▼▼▼

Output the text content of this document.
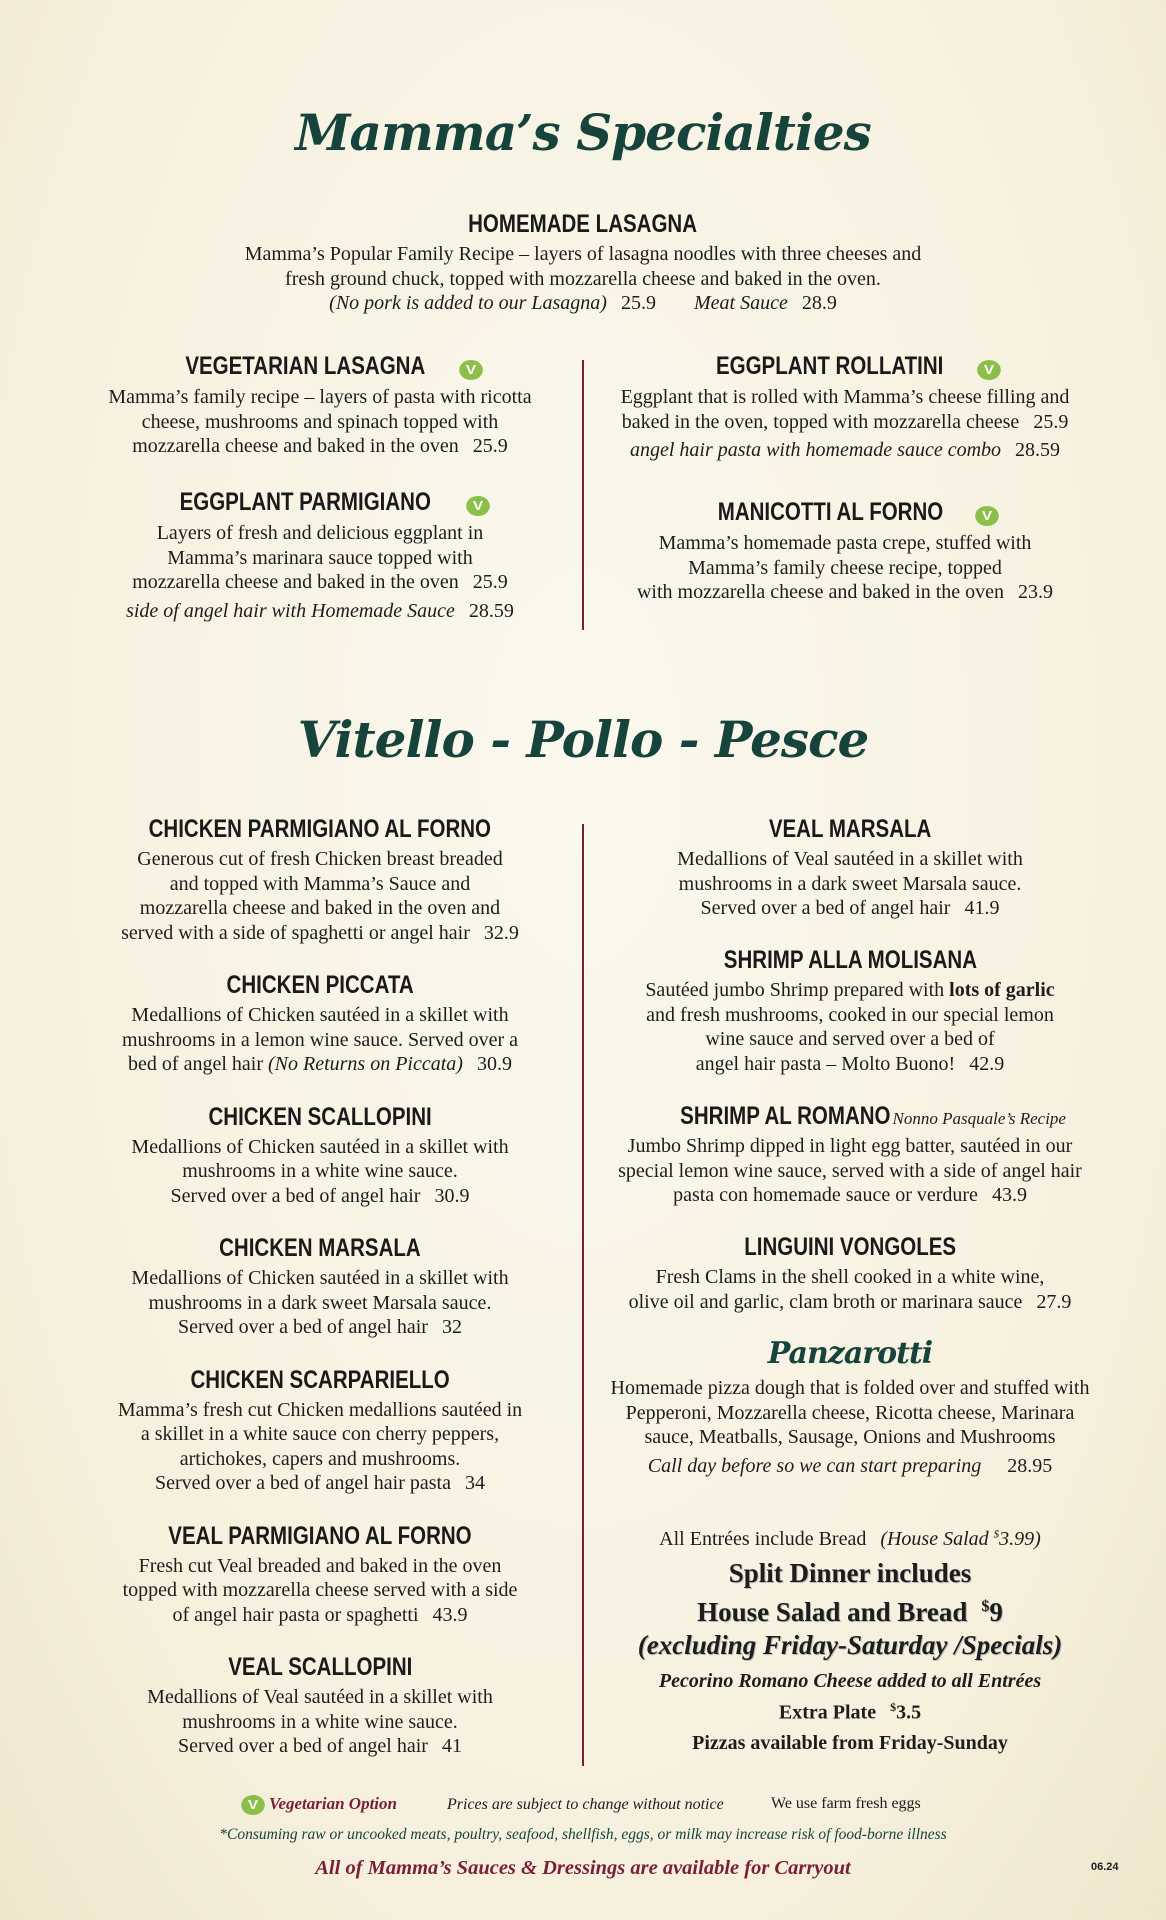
Mamma’s Specialties
HOMEMADE LASAGNA
Mamma’s Popular Family Recipe – layers of lasagna noodles with three cheeses and
fresh ground chuck, topped with mozzarella cheese and baked in the oven.
(No pork is added to our Lasagna) 25.9 Meat Sauce 28.9
VEGETARIAN LASAGNA	V
Mamma’s family recipe – layers of pasta with ricotta
cheese, mushrooms and spinach topped with
mozzarella cheese and baked in the oven 25.9
EGGPLANT PARMIGIANO	V
Layers of fresh and delicious eggplant in
Mamma’s marinara sauce topped with
mozzarella cheese and baked in the oven 25.9
side of angel hair with Homemade Sauce 28.59
EGGPLANT ROLLATINI	V
Eggplant that is rolled with Mamma’s cheese filling and
baked in the oven, topped with mozzarella cheese 25.9
angel hair pasta with homemade sauce combo 28.59
MANICOTTI AL FORNO	V
Mamma’s homemade pasta crepe, stuffed with
Mamma’s family cheese recipe, topped
with mozzarella cheese and baked in the oven 23.9
Vitello - Pollo - Pesce
CHICKEN PARMIGIANO AL FORNO
Generous cut of fresh Chicken breast breaded
and topped with Mamma’s Sauce and
mozzarella cheese and baked in the oven and
served with a side of spaghetti or angel hair 32.9
CHICKEN PICCATA
Medallions of Chicken sautéed in a skillet with
mushrooms in a lemon wine sauce. Served over a
bed of angel hair (No Returns on Piccata) 30.9
CHICKEN SCALLOPINI
Medallions of Chicken sautéed in a skillet with
mushrooms in a white wine sauce.
Served over a bed of angel hair 30.9
CHICKEN MARSALA
Medallions of Chicken sautéed in a skillet with
mushrooms in a dark sweet Marsala sauce.
Served over a bed of angel hair 32
CHICKEN SCARPARIELLO
Mamma’s fresh cut Chicken medallions sautéed in
a skillet in a white sauce con cherry peppers,
artichokes, capers and mushrooms.
Served over a bed of angel hair pasta 34
VEAL PARMIGIANO AL FORNO
Fresh cut Veal breaded and baked in the oven
topped with mozzarella cheese served with a side
of angel hair pasta or spaghetti 43.9
VEAL SCALLOPINI
Medallions of Veal sautéed in a skillet with
mushrooms in a white wine sauce.
Served over a bed of angel hair 41
VEAL MARSALA
Medallions of Veal sautéed in a skillet with
mushrooms in a dark sweet Marsala sauce.
Served over a bed of angel hair 41.9
SHRIMP ALLA MOLISANA
Sautéed jumbo Shrimp prepared with lots of garlic
and fresh mushrooms, cooked in our special lemon
wine sauce and served over a bed of
angel hair pasta – Molto Buono! 42.9
SHRIMP AL ROMANO Nonno Pasquale’s Recipe
Jumbo Shrimp dipped in light egg batter, sautéed in our
special lemon wine sauce, served with a side of angel hair
pasta con homemade sauce or verdure 43.9
LINGUINI VONGOLES
Fresh Clams in the shell cooked in a white wine,
olive oil and garlic, clam broth or marinara sauce 27.9
Panzarotti
Homemade pizza dough that is folded over and stuffed with
Pepperoni, Mozzarella cheese, Ricotta cheese, Marinara
sauce, Meatballs, Sausage, Onions and Mushrooms
Call day before so we can start preparing 28.95
All Entrées include Bread (House Salad $3.99)
Split Dinner includes
House Salad and Bread $9
(excluding Friday-Saturday /Specials)
Pecorino Romano Cheese added to all Entrées
Extra Plate $3.5
Pizzas available from Friday-Sunday
V Vegetarian Option	Prices are subject to change without notice	We use farm fresh eggs
*Consuming raw or uncooked meats, poultry, seafood, shellfish, eggs, or milk may increase risk of food-borne illness
All of Mamma’s Sauces & Dressings are available for Carryout	06.24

▲▲▲

WHAT THE TASK REQUIRES:
State how many lines in the records above contain the word "spaghetti", giving only the number.

EXERCISE ANSWER:
2